What you will do | Where the data below has the string "scatter", return the whole line.

Data in this exercise |
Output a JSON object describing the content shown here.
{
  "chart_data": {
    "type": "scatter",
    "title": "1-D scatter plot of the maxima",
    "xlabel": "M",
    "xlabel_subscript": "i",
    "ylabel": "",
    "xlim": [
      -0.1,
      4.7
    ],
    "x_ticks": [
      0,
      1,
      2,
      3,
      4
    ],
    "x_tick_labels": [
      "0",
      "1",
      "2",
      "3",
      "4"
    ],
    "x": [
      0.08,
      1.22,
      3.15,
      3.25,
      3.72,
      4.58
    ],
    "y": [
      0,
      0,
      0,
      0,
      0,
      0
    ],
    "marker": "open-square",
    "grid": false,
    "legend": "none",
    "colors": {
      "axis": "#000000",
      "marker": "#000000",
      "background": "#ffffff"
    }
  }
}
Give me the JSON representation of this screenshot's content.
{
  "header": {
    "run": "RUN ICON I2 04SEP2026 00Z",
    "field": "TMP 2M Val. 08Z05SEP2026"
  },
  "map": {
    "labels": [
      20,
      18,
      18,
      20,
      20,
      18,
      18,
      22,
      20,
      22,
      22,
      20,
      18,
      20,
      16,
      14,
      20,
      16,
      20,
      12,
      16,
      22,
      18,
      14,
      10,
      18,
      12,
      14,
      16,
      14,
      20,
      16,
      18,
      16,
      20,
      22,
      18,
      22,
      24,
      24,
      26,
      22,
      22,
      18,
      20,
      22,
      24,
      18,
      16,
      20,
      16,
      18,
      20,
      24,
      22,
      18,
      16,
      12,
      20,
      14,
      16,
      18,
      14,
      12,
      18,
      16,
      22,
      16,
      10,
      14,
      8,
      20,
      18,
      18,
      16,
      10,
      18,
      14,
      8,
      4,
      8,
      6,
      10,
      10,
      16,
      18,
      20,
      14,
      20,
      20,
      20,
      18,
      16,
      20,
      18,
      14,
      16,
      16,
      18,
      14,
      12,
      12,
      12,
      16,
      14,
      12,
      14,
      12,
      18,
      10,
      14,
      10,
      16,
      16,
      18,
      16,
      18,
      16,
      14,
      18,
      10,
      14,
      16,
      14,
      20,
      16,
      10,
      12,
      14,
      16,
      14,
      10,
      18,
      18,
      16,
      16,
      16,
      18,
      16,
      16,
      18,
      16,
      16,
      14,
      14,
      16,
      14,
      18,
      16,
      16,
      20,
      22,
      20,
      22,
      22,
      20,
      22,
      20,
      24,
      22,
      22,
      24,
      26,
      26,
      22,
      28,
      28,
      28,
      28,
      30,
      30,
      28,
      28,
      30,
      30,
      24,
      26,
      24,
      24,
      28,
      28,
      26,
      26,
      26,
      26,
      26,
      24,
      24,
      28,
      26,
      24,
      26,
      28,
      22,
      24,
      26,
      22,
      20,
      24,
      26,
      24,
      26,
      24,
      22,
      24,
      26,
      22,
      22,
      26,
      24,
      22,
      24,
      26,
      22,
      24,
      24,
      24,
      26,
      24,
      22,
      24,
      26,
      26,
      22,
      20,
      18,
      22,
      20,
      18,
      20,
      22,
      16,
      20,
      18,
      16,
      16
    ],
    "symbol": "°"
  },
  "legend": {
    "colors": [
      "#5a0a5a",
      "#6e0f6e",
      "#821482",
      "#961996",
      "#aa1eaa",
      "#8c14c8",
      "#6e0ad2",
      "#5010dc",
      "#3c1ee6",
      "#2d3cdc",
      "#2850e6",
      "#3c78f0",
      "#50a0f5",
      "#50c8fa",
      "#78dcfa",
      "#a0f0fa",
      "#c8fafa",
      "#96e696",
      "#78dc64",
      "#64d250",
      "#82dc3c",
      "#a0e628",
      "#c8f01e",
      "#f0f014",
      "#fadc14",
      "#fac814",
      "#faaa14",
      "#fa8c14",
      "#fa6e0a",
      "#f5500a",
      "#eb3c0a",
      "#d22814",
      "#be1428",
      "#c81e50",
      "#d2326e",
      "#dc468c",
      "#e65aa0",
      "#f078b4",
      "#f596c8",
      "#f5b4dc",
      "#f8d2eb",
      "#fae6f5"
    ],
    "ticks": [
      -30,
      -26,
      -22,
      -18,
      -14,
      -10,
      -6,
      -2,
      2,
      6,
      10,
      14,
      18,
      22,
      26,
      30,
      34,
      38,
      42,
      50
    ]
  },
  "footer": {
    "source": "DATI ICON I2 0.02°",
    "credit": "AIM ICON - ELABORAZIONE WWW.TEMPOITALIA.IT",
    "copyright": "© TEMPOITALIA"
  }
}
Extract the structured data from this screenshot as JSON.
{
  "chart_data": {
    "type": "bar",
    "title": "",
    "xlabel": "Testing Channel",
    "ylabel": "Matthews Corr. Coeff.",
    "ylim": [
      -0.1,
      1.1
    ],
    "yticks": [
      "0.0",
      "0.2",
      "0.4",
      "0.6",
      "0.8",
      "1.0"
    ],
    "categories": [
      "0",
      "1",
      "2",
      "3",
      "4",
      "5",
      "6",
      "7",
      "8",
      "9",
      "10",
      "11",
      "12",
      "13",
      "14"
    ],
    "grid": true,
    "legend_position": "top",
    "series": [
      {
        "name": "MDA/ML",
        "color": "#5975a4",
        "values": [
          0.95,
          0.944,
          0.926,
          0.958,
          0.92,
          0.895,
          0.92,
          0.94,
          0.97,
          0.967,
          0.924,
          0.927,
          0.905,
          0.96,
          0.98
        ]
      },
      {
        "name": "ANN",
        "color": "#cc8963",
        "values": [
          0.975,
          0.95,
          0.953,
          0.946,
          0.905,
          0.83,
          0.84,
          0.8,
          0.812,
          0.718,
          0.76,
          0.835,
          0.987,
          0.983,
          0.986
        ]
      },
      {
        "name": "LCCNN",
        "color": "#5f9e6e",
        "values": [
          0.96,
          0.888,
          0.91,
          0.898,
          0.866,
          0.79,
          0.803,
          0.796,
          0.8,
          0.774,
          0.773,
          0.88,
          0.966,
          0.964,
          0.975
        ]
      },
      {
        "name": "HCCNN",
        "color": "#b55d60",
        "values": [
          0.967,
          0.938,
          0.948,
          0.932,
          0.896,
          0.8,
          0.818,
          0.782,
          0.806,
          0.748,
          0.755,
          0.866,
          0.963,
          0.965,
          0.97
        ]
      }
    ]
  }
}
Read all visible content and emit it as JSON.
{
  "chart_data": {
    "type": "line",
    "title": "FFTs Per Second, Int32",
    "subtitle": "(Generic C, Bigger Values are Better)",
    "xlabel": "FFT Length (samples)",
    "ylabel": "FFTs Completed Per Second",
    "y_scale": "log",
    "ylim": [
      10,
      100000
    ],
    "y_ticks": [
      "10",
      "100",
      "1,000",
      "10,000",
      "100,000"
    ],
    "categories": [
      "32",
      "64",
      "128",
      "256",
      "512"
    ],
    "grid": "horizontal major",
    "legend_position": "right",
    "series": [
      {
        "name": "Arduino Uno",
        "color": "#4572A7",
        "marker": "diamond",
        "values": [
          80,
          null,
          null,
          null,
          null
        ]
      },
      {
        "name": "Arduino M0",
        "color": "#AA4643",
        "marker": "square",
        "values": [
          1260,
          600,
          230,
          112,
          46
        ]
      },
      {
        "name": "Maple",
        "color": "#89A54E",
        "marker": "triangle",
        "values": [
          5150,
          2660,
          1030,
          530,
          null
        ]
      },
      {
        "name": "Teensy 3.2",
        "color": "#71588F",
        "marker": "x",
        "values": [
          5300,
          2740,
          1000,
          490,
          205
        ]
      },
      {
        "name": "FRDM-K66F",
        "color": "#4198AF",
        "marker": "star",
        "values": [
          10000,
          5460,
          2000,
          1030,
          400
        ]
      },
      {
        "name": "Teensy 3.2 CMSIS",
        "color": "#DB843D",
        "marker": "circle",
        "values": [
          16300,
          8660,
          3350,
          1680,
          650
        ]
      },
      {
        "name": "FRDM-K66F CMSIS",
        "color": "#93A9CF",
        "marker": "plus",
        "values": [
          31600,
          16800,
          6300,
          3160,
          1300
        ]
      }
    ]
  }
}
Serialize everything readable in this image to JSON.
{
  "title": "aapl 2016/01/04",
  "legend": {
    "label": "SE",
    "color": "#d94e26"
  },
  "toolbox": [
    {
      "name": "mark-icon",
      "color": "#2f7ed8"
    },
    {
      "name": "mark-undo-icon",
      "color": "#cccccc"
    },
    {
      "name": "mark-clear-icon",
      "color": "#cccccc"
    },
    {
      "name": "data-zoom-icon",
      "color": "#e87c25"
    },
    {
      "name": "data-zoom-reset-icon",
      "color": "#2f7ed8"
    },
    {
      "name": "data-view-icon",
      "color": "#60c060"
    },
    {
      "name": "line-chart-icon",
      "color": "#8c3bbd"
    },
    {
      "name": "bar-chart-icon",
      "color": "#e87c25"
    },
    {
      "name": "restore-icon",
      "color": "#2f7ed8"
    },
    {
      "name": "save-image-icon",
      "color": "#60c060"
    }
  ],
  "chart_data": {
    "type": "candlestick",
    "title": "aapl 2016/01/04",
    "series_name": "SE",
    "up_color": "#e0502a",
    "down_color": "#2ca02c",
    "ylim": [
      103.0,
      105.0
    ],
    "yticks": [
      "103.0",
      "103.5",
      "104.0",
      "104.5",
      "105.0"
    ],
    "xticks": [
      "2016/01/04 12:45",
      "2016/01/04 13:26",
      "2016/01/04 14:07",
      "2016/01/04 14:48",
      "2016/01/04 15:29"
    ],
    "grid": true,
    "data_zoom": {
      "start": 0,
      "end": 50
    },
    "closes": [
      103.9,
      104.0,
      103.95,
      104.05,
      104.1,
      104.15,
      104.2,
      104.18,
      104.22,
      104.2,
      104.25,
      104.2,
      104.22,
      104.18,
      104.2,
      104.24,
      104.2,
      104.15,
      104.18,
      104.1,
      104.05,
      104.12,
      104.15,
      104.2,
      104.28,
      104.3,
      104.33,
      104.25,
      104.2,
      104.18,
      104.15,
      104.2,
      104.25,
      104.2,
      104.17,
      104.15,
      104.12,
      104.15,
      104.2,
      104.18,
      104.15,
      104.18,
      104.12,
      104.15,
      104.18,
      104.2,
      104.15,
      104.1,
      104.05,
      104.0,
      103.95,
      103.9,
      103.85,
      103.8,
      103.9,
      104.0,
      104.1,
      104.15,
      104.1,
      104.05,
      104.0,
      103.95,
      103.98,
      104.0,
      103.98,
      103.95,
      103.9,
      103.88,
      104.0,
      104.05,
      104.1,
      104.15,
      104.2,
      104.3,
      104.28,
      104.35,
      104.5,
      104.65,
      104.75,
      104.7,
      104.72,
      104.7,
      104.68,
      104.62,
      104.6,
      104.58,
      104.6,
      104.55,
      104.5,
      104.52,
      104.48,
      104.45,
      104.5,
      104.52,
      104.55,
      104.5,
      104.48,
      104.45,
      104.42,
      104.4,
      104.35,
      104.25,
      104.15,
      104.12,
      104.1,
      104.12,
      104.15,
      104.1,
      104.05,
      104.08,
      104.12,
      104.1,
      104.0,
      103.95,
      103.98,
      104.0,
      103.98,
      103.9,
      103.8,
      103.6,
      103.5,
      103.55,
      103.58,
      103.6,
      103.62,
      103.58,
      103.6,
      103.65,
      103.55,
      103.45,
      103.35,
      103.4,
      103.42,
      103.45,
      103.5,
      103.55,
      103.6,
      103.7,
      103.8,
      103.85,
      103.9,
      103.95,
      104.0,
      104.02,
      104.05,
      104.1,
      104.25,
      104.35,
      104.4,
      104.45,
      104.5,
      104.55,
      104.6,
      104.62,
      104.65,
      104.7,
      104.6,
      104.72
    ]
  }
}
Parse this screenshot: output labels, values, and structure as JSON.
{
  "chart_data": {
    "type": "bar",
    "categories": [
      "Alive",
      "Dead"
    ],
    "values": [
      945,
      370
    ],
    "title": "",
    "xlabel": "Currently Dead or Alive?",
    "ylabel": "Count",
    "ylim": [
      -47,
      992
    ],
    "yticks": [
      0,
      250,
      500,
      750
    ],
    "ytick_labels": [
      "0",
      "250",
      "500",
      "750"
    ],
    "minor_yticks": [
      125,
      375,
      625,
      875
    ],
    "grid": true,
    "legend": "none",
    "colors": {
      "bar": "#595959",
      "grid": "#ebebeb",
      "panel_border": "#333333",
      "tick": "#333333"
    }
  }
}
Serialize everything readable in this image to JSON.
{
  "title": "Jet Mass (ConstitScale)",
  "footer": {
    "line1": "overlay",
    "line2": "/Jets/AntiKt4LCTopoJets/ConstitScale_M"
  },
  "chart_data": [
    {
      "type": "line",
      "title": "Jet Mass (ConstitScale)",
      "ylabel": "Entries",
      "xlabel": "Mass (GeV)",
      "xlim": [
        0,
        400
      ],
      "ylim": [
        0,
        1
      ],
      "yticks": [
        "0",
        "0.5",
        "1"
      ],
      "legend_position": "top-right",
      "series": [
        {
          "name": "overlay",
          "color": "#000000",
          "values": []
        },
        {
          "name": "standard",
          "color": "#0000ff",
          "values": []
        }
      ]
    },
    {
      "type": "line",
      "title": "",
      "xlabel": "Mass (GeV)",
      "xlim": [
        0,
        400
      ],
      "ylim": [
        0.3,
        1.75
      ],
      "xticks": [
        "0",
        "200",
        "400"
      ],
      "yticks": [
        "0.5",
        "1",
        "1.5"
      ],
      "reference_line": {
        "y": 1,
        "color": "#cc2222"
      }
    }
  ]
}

The reply |
    "type": "scatter",
    "title": "1-D scatter plot of the maxima",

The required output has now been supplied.